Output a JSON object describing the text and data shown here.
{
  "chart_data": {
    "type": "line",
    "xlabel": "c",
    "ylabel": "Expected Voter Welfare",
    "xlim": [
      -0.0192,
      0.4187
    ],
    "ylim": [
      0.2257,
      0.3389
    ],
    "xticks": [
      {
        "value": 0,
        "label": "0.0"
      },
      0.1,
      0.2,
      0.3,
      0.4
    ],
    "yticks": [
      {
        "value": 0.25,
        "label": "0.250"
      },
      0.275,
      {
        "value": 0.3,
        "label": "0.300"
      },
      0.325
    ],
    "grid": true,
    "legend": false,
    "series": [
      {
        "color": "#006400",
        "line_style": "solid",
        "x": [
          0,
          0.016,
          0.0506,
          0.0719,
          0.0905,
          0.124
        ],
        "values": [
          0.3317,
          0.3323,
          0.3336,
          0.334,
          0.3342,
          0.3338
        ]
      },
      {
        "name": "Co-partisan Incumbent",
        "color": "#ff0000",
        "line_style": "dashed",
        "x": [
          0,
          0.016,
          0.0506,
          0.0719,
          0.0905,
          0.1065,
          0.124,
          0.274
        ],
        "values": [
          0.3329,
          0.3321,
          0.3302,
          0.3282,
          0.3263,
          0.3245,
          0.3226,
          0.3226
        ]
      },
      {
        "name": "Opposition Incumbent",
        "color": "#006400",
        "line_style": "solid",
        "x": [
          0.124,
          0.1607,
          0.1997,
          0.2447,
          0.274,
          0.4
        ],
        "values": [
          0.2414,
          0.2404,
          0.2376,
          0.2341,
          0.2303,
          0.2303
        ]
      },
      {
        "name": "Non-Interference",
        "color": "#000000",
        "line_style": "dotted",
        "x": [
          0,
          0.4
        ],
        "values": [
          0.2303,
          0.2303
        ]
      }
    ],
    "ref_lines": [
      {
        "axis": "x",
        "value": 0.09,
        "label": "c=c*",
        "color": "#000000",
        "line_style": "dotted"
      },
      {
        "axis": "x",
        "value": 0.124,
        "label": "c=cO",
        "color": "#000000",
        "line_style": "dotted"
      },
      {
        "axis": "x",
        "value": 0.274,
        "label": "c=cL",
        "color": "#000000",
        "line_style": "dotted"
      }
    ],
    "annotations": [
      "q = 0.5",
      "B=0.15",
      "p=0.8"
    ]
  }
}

---

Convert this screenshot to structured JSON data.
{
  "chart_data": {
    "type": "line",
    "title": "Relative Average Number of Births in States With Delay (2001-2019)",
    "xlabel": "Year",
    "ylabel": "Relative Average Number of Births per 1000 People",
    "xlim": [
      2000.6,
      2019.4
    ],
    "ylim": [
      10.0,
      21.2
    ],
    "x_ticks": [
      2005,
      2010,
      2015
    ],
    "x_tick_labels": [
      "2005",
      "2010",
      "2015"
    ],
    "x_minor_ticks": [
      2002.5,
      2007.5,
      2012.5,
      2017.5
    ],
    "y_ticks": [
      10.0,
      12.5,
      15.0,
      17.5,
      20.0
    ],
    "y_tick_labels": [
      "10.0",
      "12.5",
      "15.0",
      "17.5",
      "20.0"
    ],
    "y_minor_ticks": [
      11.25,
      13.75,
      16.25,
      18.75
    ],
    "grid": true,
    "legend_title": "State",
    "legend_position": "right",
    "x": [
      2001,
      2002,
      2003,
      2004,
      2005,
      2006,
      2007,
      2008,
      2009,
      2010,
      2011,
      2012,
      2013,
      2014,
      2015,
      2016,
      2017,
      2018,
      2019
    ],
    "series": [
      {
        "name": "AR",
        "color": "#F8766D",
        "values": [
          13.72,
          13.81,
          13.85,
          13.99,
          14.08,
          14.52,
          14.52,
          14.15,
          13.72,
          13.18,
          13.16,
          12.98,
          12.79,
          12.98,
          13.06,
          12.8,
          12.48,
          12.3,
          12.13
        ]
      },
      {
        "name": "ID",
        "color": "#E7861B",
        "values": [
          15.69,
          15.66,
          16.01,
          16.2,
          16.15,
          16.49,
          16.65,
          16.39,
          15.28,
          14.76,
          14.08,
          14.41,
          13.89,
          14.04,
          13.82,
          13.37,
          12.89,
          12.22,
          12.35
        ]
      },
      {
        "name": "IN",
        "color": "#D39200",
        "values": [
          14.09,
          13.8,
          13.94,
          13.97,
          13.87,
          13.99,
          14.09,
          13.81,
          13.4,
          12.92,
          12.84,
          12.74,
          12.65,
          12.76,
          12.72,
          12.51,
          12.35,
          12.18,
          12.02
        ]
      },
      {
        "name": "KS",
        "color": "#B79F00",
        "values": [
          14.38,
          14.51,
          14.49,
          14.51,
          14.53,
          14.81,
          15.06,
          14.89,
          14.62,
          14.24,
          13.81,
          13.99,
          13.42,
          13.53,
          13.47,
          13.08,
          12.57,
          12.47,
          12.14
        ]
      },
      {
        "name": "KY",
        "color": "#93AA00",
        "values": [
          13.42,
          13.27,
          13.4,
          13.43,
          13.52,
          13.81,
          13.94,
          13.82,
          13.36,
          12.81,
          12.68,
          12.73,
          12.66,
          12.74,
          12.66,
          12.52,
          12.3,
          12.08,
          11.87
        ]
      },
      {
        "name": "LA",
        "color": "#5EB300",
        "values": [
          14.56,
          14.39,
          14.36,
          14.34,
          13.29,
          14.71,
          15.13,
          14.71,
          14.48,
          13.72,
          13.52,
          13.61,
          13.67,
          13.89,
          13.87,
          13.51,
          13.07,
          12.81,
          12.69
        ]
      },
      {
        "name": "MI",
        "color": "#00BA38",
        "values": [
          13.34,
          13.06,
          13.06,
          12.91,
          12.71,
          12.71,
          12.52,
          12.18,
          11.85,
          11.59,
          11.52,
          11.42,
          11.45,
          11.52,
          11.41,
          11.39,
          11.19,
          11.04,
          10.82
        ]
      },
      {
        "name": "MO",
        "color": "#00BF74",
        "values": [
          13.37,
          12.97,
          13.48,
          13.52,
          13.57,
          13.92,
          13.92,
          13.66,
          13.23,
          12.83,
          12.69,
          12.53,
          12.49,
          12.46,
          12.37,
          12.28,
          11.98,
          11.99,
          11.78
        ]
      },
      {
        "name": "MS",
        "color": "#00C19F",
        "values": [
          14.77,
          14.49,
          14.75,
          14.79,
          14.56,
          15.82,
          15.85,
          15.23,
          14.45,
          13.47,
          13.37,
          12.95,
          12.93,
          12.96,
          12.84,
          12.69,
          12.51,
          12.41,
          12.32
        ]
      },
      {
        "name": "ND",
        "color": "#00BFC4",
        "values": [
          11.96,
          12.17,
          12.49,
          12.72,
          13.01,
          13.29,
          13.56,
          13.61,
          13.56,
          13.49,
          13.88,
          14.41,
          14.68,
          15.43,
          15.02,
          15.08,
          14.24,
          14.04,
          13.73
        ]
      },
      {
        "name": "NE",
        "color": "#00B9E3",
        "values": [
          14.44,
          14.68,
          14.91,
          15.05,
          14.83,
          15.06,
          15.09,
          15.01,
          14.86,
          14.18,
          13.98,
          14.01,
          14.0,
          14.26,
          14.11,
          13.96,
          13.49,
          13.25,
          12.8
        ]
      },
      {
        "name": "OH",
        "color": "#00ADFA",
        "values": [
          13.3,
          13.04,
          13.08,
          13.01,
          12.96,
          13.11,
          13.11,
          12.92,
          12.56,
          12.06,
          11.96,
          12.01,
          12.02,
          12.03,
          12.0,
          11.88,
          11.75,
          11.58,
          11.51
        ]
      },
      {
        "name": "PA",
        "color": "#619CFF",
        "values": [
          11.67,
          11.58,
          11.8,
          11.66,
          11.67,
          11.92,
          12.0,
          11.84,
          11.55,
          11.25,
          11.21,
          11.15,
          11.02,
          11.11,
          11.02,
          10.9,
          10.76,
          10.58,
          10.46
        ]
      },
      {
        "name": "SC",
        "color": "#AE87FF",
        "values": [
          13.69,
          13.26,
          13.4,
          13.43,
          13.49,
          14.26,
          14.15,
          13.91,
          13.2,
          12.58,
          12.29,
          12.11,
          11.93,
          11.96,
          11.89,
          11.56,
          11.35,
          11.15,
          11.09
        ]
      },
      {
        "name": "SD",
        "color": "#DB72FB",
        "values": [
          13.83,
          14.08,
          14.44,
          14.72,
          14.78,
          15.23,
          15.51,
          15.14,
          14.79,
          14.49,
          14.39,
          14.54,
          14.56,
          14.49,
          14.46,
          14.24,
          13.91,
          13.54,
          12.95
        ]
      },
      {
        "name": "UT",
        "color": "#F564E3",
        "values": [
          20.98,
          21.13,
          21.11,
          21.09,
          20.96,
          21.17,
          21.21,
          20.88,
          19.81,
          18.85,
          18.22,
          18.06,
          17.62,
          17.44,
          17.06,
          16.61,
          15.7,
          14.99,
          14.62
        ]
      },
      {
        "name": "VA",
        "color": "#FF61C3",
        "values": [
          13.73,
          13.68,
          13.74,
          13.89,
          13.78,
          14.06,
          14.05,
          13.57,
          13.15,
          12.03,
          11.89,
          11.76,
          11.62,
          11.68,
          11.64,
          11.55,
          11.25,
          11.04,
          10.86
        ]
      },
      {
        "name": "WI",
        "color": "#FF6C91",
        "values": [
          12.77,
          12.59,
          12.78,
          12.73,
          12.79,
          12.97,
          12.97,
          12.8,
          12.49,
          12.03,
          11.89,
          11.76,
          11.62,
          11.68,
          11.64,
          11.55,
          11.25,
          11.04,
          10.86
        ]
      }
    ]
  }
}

* * *

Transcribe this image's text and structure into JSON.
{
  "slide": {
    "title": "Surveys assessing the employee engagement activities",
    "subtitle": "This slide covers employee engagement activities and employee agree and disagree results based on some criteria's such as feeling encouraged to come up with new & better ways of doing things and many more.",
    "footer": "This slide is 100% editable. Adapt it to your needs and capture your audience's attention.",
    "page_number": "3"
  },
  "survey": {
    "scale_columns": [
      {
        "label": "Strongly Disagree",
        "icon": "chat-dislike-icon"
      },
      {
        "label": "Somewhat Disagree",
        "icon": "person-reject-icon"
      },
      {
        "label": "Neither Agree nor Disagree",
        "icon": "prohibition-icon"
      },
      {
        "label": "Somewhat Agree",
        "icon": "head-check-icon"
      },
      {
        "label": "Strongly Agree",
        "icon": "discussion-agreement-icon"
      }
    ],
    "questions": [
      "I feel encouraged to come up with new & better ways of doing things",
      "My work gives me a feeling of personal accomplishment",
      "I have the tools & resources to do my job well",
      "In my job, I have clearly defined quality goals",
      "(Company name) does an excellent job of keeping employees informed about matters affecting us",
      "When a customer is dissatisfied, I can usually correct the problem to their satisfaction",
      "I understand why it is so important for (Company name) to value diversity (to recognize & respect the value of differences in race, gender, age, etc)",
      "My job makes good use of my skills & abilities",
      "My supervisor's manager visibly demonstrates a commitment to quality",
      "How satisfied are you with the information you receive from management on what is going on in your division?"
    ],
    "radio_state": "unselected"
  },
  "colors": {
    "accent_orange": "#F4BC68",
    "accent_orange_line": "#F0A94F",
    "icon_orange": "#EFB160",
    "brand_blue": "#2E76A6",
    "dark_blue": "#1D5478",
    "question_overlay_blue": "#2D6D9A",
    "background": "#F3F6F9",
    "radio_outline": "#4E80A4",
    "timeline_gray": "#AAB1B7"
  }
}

## Exercise
Which lines contain the word "better"? Return each of them.

## Solution for this problem
    "subtitle": "This slide covers employee engagement activities and employee agree and disagree results based on some criteria's such as feeling encouraged to come up with new & better ways of doing things and many more.",
      "I feel encouraged to come up with new & better ways of doing things",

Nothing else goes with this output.